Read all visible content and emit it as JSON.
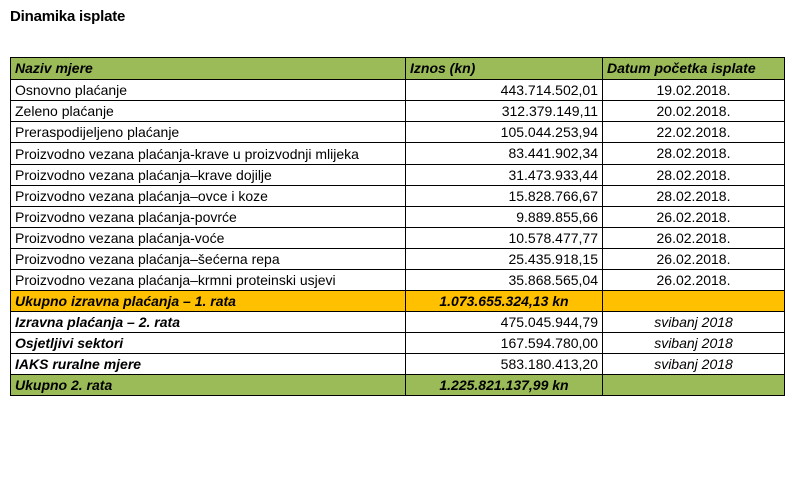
{
  "title": "Dinamika isplate",
  "table": {
    "headers": {
      "name": "Naziv mjere",
      "amount": "Iznos (kn)",
      "date": "Datum početka isplate"
    },
    "rows": [
      {
        "name": "Osnovno plaćanje",
        "amount": "443.714.502,01",
        "date": "19.02.2018."
      },
      {
        "name": "Zeleno plaćanje",
        "amount": "312.379.149,11",
        "date": "20.02.2018."
      },
      {
        "name": "Preraspodijeljeno plaćanje",
        "amount": "105.044.253,94",
        "date": "22.02.2018."
      },
      {
        "name": "Proizvodno vezana plaćanja-krave u proizvodnji mlijeka",
        "amount": "83.441.902,34",
        "date": "28.02.2018."
      },
      {
        "name": "Proizvodno vezana plaćanja–krave dojilje",
        "amount": "31.473.933,44",
        "date": "28.02.2018."
      },
      {
        "name": "Proizvodno vezana plaćanja–ovce i koze",
        "amount": "15.828.766,67",
        "date": "28.02.2018."
      },
      {
        "name": "Proizvodno vezana plaćanja-povrće",
        "amount": "9.889.855,66",
        "date": "26.02.2018."
      },
      {
        "name": "Proizvodno vezana plaćanja-voće",
        "amount": "10.578.477,77",
        "date": "26.02.2018."
      },
      {
        "name": "Proizvodno vezana plaćanja–šećerna repa",
        "amount": "25.435.918,15",
        "date": "26.02.2018."
      },
      {
        "name": "Proizvodno vezana plaćanja–krmni proteinski usjevi",
        "amount": "35.868.565,04",
        "date": "26.02.2018."
      }
    ],
    "subtotal_1": {
      "name": "Ukupno izravna plaćanja – 1. rata",
      "amount": "1.073.655.324,13 kn",
      "date": ""
    },
    "rows_2": [
      {
        "name": "Izravna plaćanja – 2. rata",
        "amount": "475.045.944,79",
        "date": "svibanj 2018"
      },
      {
        "name": "Osjetljivi sektori",
        "amount": "167.594.780,00",
        "date": "svibanj 2018"
      },
      {
        "name": "IAKS ruralne mjere",
        "amount": "583.180.413,20",
        "date": "svibanj 2018"
      }
    ],
    "total_2": {
      "name": "Ukupno 2. rata",
      "amount": "1.225.821.137,99 kn",
      "date": ""
    }
  },
  "colors": {
    "header_green": "#9bbb59",
    "subtotal_orange": "#ffc000"
  }
}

━━━━━━━━━━━━━━━━

[Exercise brief] The word "vezana" is the filter: copy every line of the listing above that contains it.

[Final answer]
        "name": "Proizvodno vezana plaćanja-krave u proizvodnji mlijeka",
        "name": "Proizvodno vezana plaćanja–krave dojilje",
        "name": "Proizvodno vezana plaćanja–ovce i koze",
        "name": "Proizvodno vezana plaćanja-povrće",
        "name": "Proizvodno vezana plaćanja-voće",
        "name": "Proizvodno vezana plaćanja–šećerna repa",
        "name": "Proizvodno vezana plaćanja–krmni proteinski usjevi",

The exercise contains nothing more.